C’est un ALB (Clément de son vrai prénom) complètement
surbooké et en instance de départ pour une tournée en Chine qui a débarqué, son
petit carton de pâtes sous le bras, pendant la pause déjeuner. Entre deux
bouchées, Clément a trouvé le temps de répondre à quelques questions et
d’évoquer la bouillonnante scène de Reims dont il est originaire…
Comment as-tu commencé la musique ?
Alb : J’ai commencé la musique assez tard dans ma
chambre d’internat. A 17/18 ans, j’ai récupéré une guitare de ma Tata. Une
guitare d’Eglise. Une vieille guitare acoustique qu’elle utilisait quand elle
était jeune pour accompagner à l’Eglise.
Une guitare d’Eglise ?
Alb : Oui une vieille guitare qui avait plus habituée à
jouer les « Jesus reviens » que du Nirvana. Mais je l’ai détournée
assez vite (sourire). J’ai appris à faire de la musique tout seul dans ma
chambre d’internat. La première fois que j’étais interne, j’avais beaucoup de
temps tout seul. J’ai commencé à ne faire que ça. A jouer par-dessus ce qui passait
à la radio. A l’époque NRJ c’était plus Weezer et Nirvana. C’était une autre
époque… Jouer de la guitare par-dessus les Black Eyed Peas, c’est un peu plus
compliqué (sourire)…
Ton nom, Alb, vient d’où ?
Alb : C’est un
peu compliqué. C’est parti d’une erreur. J’ai sorti un premier maxi en
2002/2003 sur le label indépendant d’un ami. Je n’avais pas vraiment de projet
bien défini, juste quelques chansons. La veille de sortir le disque, je me suis
fait une nuit brainstorming à chercher des mots dans le dictionnaire. Je
voulais que le nom commence par un A en ayant qu’une seule syllabe. J’ai
répertorié tous les mots. Et parmi ma
liste il y avait Aube, je me suis dit c’est super pour moi qui passe mes nuits
à bosser dans mon studio. Je vois souvent l’aube quand je vais me coucher,
c’est poétique, c’est joli… Et puis deux jours après je me suis dit que c’était
complètement con, l’aube de quoi ? C’est devenu l’aube du prêtre (alba en
latin, ndlr). Puis c’est resté.
Pourquoi A ?
Alb : Une forme de mystique, que le nom commence par la
première lettre de l’alphabet. Une syllabe c’était dans un souci de simplicité,
que ce soit facile à retenir.
L’aube du prêtre, la guitare d’Eglise, il y a une forme de
continuité…
Alb : Oui il y a aussi « I beg for a
summer », je prie pour un été (rires)… Il y a quelque chose d’assez
ecclésiastique dans tout ça. Je vais peut-être finir par jouer en aube sur
scène (rires)… Mais Justice m’a piqué le logo (rires) !

• **Consigne 1**
Dans l’entretien avec Alb, recopiez tout le passage de « C’est un ALB » jusqu’à « guitare d’Eglise ? » en substituant « tante » à « Tata ».
• **Consigne 2**
Énumérez les groupes et artistes musicaux que mentionne Alb dans l’entretien.
• **Consigne 3**
Résumez l’entretien avec Alb en deux phrases.

• **Extrait source**
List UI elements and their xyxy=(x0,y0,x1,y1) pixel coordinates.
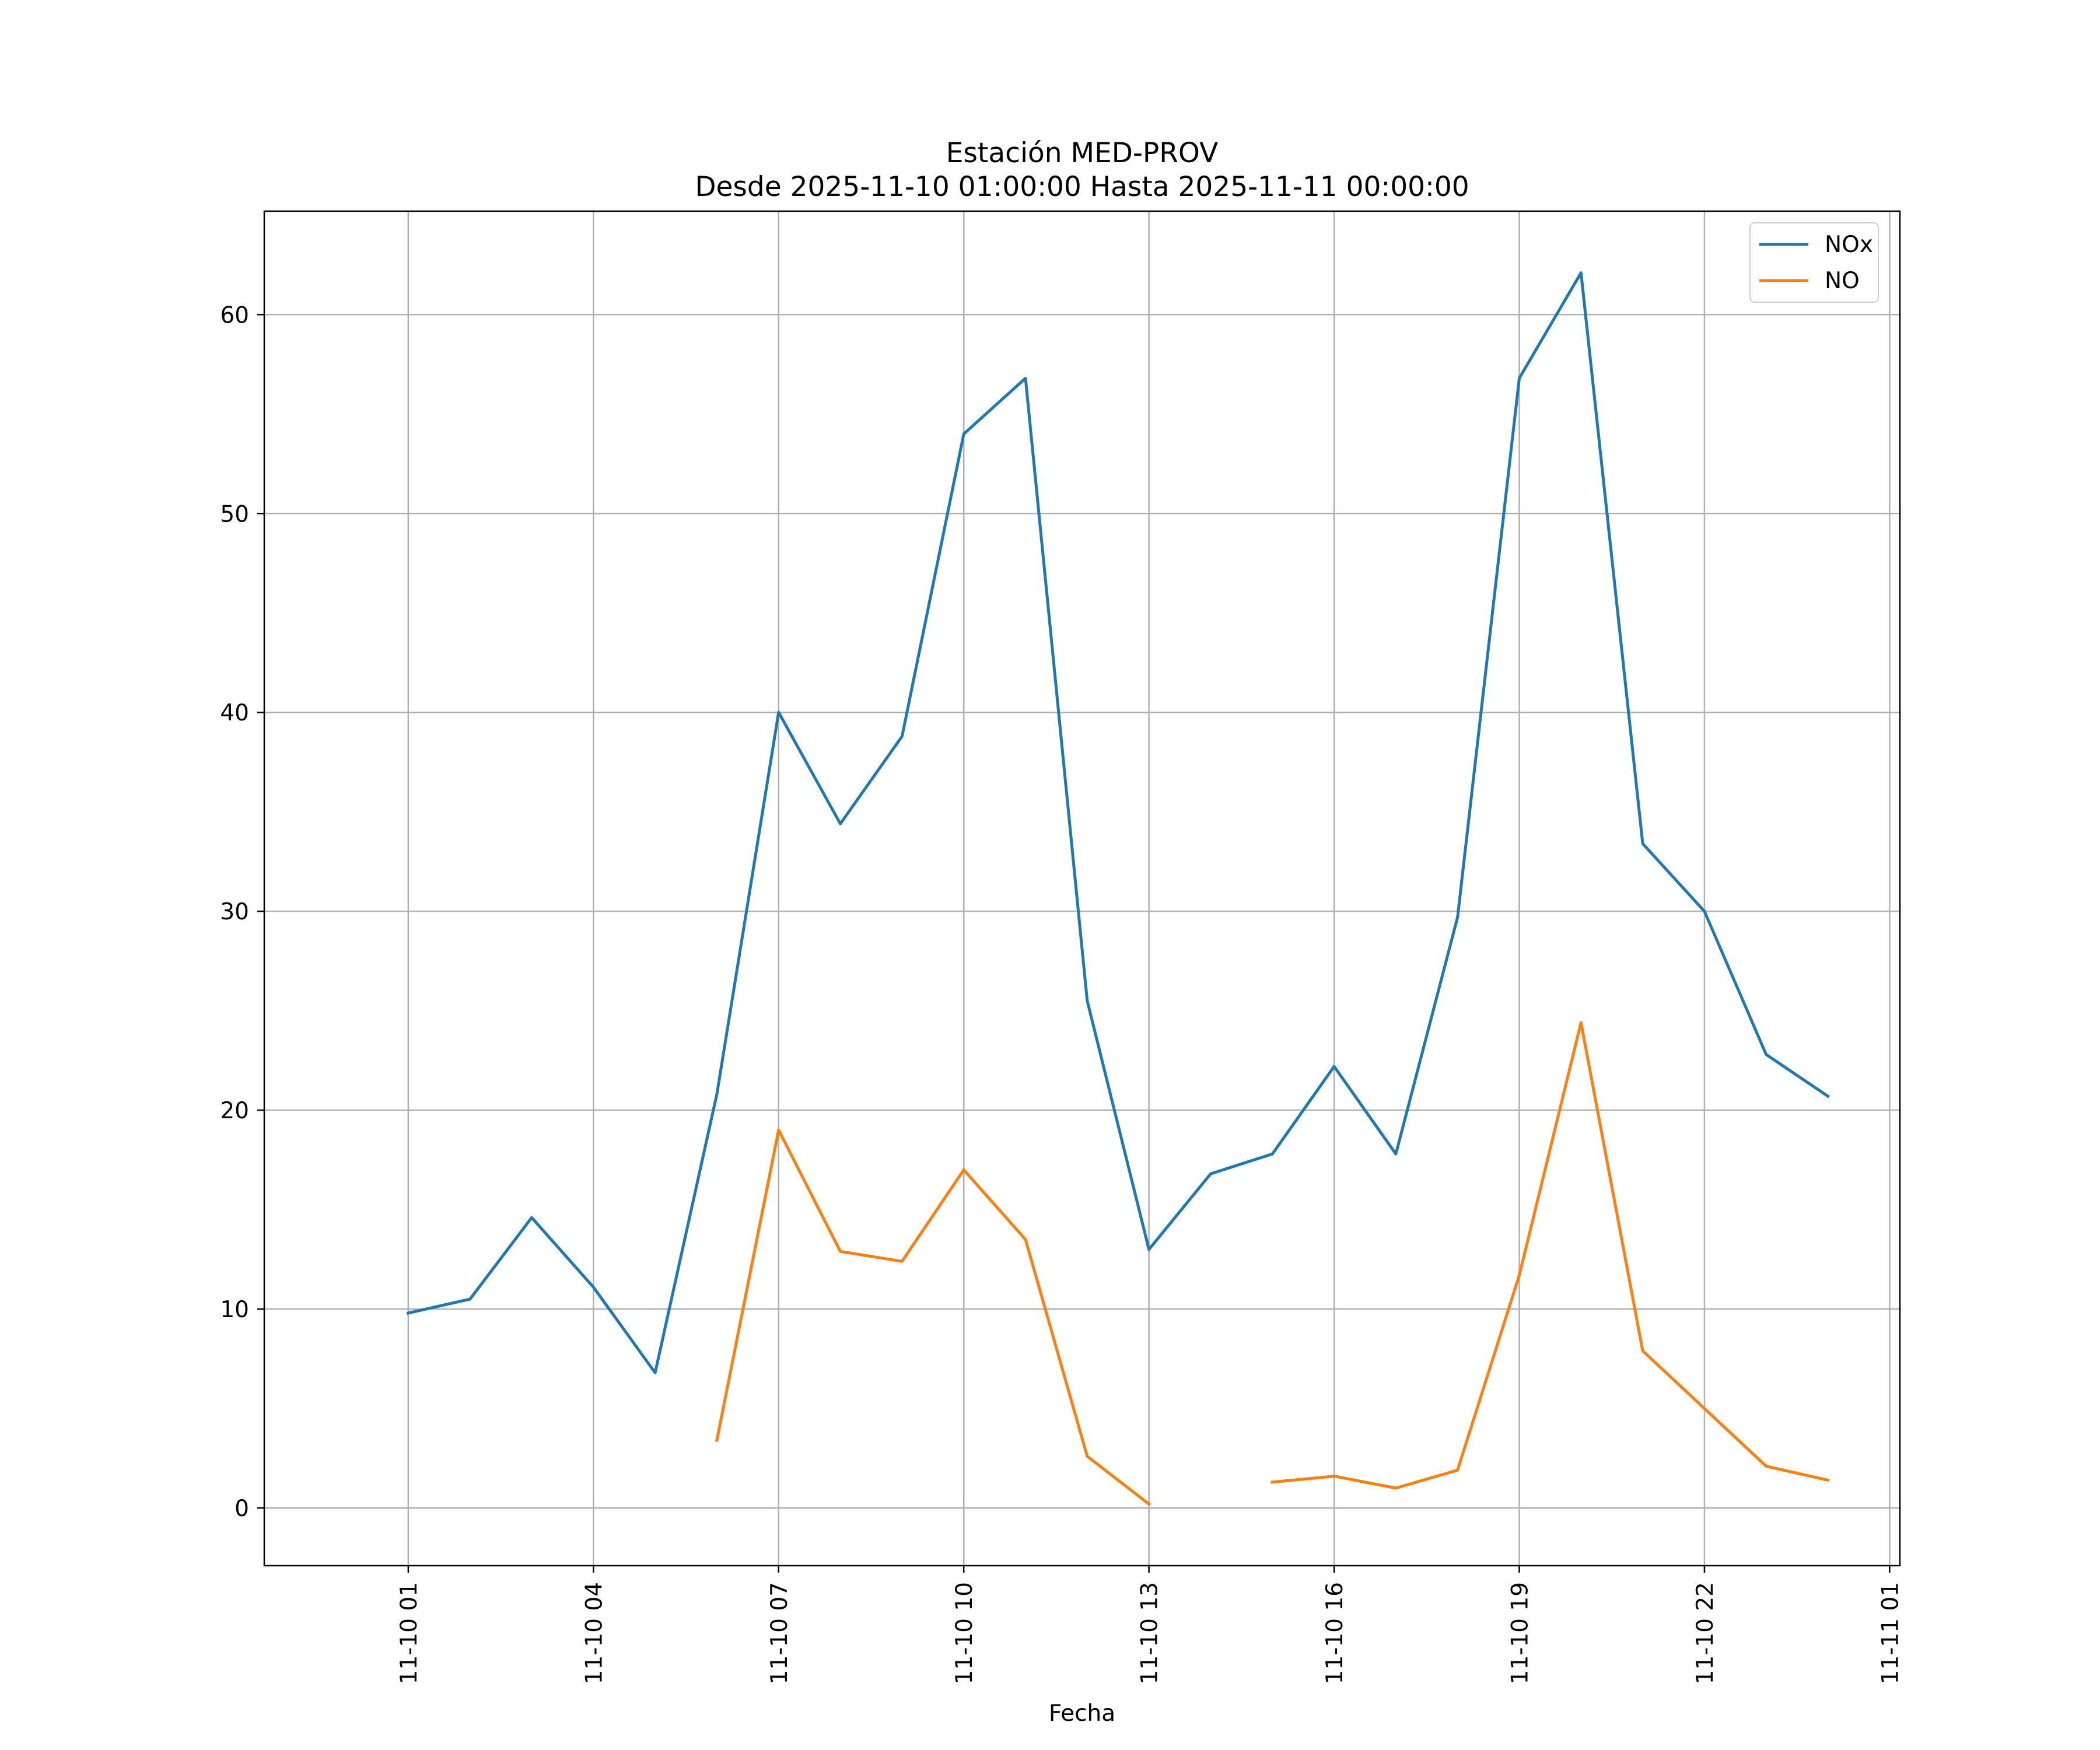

• **Réponse 1**
C’est un ALB (Clément de son vrai prénom) complètement
surbooké et en instance de départ pour une tournée en Chine qui a débarqué, son
petit carton de pâtes sous le bras, pendant la pause déjeuner. Entre deux
bouchées, Clément a trouvé le temps de répondre à quelques questions et
d’évoquer la bouillonnante scène de Reims dont il est originaire…
Comment as-tu commencé la musique ?
Alb : J’ai commencé la musique assez tard dans ma
chambre d’internat. A 17/18 ans, j’ai récupéré une guitare de ma tante. Une
guitare d’Eglise. Une vieille guitare acoustique qu’elle utilisait quand elle
était jeune pour accompagner à l’Eglise.
Une guitare d’Eglise ?

• **Réponse 2**
Nirvana, Weezer, les Black Eyed Peas, Justice

• **Réponse 3**
Alb, de son vrai prénom Clément, a appris seul la musique vers 17/18 ans dans sa chambre d’internat : il jouait par-dessus la radio sur une vieille guitare d’Eglise récupérée auprès de sa tante. Son nom vient du mot « Aube », trouvé pendant une nuit passée à chercher dans le dictionnaire un mot d’une seule syllabe commençant par A, puis devenu l’aube du prêtre.